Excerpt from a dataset
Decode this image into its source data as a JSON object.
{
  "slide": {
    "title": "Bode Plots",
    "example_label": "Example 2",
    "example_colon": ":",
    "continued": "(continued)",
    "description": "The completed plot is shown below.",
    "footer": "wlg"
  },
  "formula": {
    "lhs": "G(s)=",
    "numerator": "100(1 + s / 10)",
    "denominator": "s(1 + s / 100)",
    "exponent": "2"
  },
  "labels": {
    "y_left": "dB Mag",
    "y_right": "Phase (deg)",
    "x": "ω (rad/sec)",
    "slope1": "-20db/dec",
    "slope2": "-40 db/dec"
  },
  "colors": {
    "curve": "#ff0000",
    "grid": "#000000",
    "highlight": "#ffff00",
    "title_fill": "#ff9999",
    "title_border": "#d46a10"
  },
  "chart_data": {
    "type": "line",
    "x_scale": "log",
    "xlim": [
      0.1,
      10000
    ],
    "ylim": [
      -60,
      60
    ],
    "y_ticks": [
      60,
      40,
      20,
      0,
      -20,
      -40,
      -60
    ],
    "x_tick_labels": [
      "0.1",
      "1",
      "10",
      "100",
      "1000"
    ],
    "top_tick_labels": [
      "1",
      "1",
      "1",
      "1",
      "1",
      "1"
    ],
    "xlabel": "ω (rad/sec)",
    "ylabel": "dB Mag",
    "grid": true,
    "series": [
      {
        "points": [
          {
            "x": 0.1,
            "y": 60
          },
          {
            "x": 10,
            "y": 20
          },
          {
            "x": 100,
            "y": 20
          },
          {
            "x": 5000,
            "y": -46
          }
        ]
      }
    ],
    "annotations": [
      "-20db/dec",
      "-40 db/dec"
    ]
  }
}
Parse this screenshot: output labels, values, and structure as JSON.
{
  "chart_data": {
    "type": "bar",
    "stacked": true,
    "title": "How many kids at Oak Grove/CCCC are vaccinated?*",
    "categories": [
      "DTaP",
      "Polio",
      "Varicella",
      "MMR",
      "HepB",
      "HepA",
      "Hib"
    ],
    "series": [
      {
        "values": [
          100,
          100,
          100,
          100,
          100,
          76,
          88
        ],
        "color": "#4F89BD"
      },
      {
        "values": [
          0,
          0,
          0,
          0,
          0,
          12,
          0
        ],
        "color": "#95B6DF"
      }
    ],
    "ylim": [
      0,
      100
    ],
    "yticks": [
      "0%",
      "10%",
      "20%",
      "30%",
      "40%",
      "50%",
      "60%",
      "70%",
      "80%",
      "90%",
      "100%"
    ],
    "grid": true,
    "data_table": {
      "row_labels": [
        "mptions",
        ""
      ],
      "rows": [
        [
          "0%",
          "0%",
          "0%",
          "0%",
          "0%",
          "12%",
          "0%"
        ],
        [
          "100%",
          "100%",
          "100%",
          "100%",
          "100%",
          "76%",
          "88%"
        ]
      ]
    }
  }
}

- [Your goal]
Where a line contains the string "this", extract that line.

- [The response]
Decode this image into its source data as a JSON object.
Parse this screenshot: output labels, values, and structure as JSON.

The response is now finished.